__Task statement__.
List every line below containing "Asia".

__Exercise material__.
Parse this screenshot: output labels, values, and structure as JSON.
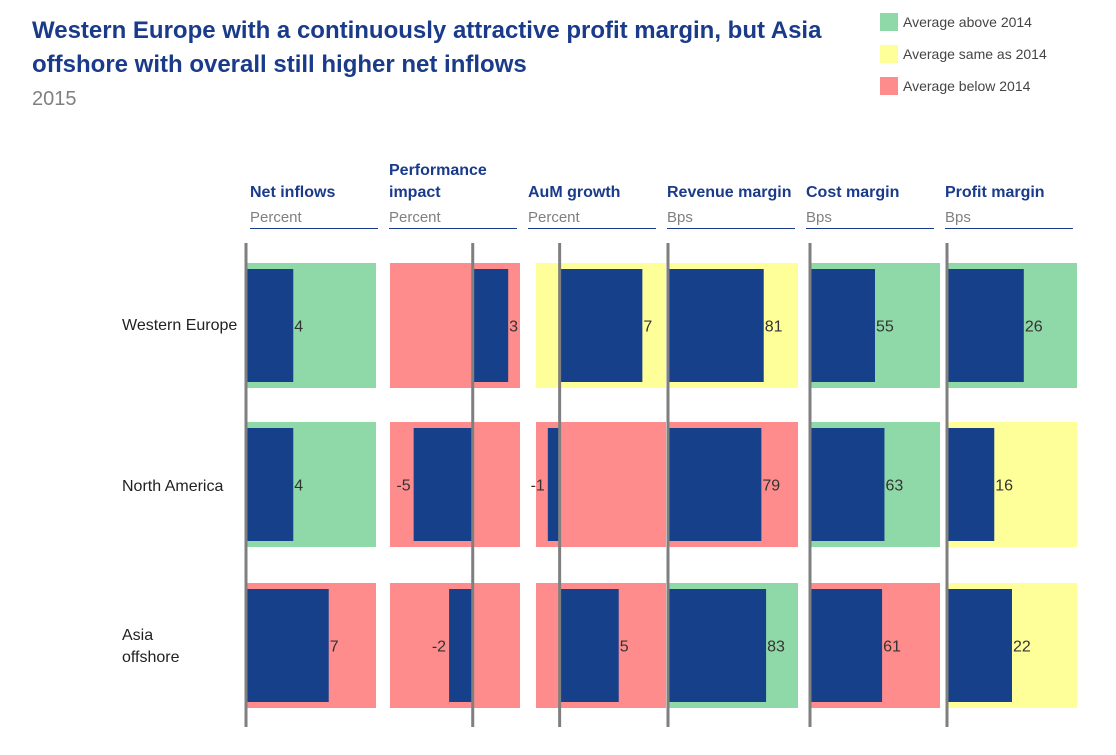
{
  "title": "Western Europe with a continuously attractive profit margin, but Asia offshore with overall still higher net inflows",
  "subtitle": "2015",
  "legend": [
    {
      "label": "Average above 2014",
      "color": "#8fd9a8"
    },
    {
      "label": "Average same as 2014",
      "color": "#ffff99"
    },
    {
      "label": "Average below 2014",
      "color": "#ff8c8c"
    }
  ],
  "chart_data": {
    "type": "bar",
    "orientation": "horizontal",
    "layout": "small multiples",
    "bar_color": "#17408b",
    "rows": [
      "Western Europe",
      "North America",
      "Asia offshore"
    ],
    "columns": [
      {
        "name": "Net inflows",
        "unit": "Percent",
        "xlim": [
          0,
          11
        ],
        "values": [
          4,
          4,
          7
        ],
        "status": [
          "above",
          "above",
          "below"
        ]
      },
      {
        "name": "Performance impact",
        "unit": "Percent",
        "xlim": [
          -7,
          4
        ],
        "values": [
          3,
          -5,
          -2
        ],
        "status": [
          "below",
          "below",
          "below"
        ]
      },
      {
        "name": "AuM growth",
        "unit": "Percent",
        "xlim": [
          -2,
          9
        ],
        "values": [
          7,
          -1,
          5
        ],
        "status": [
          "same",
          "below",
          "below"
        ]
      },
      {
        "name": "Revenue margin",
        "unit": "Bps",
        "xlim": [
          0,
          110
        ],
        "values": [
          81,
          79,
          83
        ],
        "status": [
          "same",
          "below",
          "above"
        ]
      },
      {
        "name": "Cost margin",
        "unit": "Bps",
        "xlim": [
          0,
          110
        ],
        "values": [
          55,
          63,
          61
        ],
        "status": [
          "above",
          "above",
          "below"
        ]
      },
      {
        "name": "Profit margin",
        "unit": "Bps",
        "xlim": [
          0,
          44
        ],
        "values": [
          26,
          16,
          22
        ],
        "status": [
          "above",
          "same",
          "same"
        ]
      }
    ]
  }
}
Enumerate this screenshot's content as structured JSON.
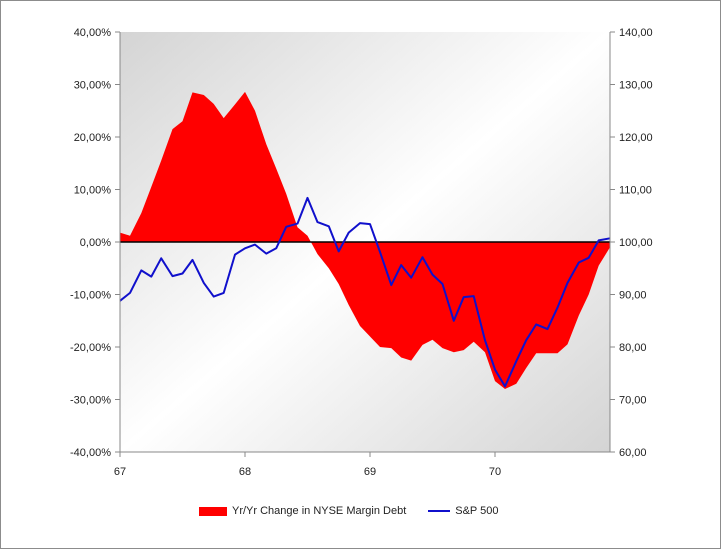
{
  "chart_data": {
    "type": "area",
    "x_tick_labels": [
      "67",
      "68",
      "69",
      "70"
    ],
    "x_range": [
      67,
      70.92
    ],
    "left_axis": {
      "ylim": [
        -40,
        40
      ],
      "ticks": [
        -40,
        -30,
        -20,
        -10,
        0,
        10,
        20,
        30,
        40
      ],
      "tick_labels": [
        "-40,00%",
        "-30,00%",
        "-20,00%",
        "-10,00%",
        "0,00%",
        "10,00%",
        "20,00%",
        "30,00%",
        "40,00%"
      ]
    },
    "right_axis": {
      "ylim": [
        60,
        140
      ],
      "ticks": [
        60,
        70,
        80,
        90,
        100,
        110,
        120,
        130,
        140
      ],
      "tick_labels": [
        "60,00",
        "70,00",
        "80,00",
        "90,00",
        "100,00",
        "110,00",
        "120,00",
        "130,00",
        "140,00"
      ]
    },
    "legend_position": "bottom",
    "colors": {
      "area": "#ff0000",
      "line": "#1010cc",
      "zero_line": "#000000"
    },
    "series": [
      {
        "name": "Yr/Yr Change in NYSE Margin Debt",
        "axis": "left",
        "kind": "area",
        "x": [
          67.0,
          67.08,
          67.17,
          67.25,
          67.33,
          67.42,
          67.5,
          67.58,
          67.67,
          67.75,
          67.83,
          67.92,
          68.0,
          68.08,
          68.17,
          68.25,
          68.33,
          68.42,
          68.5,
          68.58,
          68.67,
          68.75,
          68.83,
          68.92,
          69.0,
          69.08,
          69.17,
          69.25,
          69.33,
          69.42,
          69.5,
          69.58,
          69.67,
          69.75,
          69.83,
          69.92,
          70.0,
          70.08,
          70.17,
          70.25,
          70.33,
          70.42,
          70.5,
          70.58,
          70.67,
          70.75,
          70.83,
          70.92
        ],
        "y": [
          1.8,
          1.2,
          5.5,
          10.5,
          15.5,
          21.5,
          23.0,
          28.5,
          28.0,
          26.3,
          23.6,
          26.2,
          28.6,
          25.0,
          18.6,
          14.0,
          9.2,
          2.8,
          1.2,
          -2.3,
          -5.0,
          -8.0,
          -12.0,
          -16.0,
          -18.0,
          -20.0,
          -20.2,
          -22.0,
          -22.6,
          -19.6,
          -18.6,
          -20.2,
          -21.0,
          -20.6,
          -19.0,
          -21.0,
          -26.5,
          -28.0,
          -27.0,
          -24.0,
          -21.2,
          -21.2,
          -21.2,
          -19.5,
          -14.0,
          -10.0,
          -4.5,
          -1.0
        ]
      },
      {
        "name": "S&P 500",
        "axis": "right",
        "kind": "line",
        "x": [
          67.0,
          67.08,
          67.17,
          67.25,
          67.33,
          67.42,
          67.5,
          67.58,
          67.67,
          67.75,
          67.83,
          67.92,
          68.0,
          68.08,
          68.17,
          68.25,
          68.33,
          68.42,
          68.5,
          68.58,
          68.67,
          68.75,
          68.83,
          68.92,
          69.0,
          69.08,
          69.17,
          69.25,
          69.33,
          69.42,
          69.5,
          69.58,
          69.67,
          69.75,
          69.83,
          69.92,
          70.0,
          70.08,
          70.17,
          70.25,
          70.33,
          70.42,
          70.5,
          70.58,
          70.67,
          70.75,
          70.83,
          70.92
        ],
        "y": [
          88.8,
          90.3,
          94.6,
          93.4,
          96.9,
          93.5,
          94.0,
          96.6,
          92.2,
          89.6,
          90.3,
          97.6,
          98.8,
          99.5,
          97.8,
          98.8,
          102.9,
          103.5,
          108.4,
          103.8,
          103.0,
          98.2,
          101.8,
          103.6,
          103.4,
          98.1,
          91.8,
          95.6,
          93.2,
          97.1,
          93.8,
          92.0,
          85.0,
          89.5,
          89.7,
          81.3,
          75.7,
          72.5,
          77.3,
          81.3,
          84.3,
          83.4,
          87.5,
          92.2,
          96.1,
          97.0,
          100.3,
          100.7
        ]
      }
    ]
  }
}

__Problem solution__.
  "title": "Western Europe with a continuously attractive profit margin, but Asia offshore with overall still higher net inflows",
      "Asia offshore"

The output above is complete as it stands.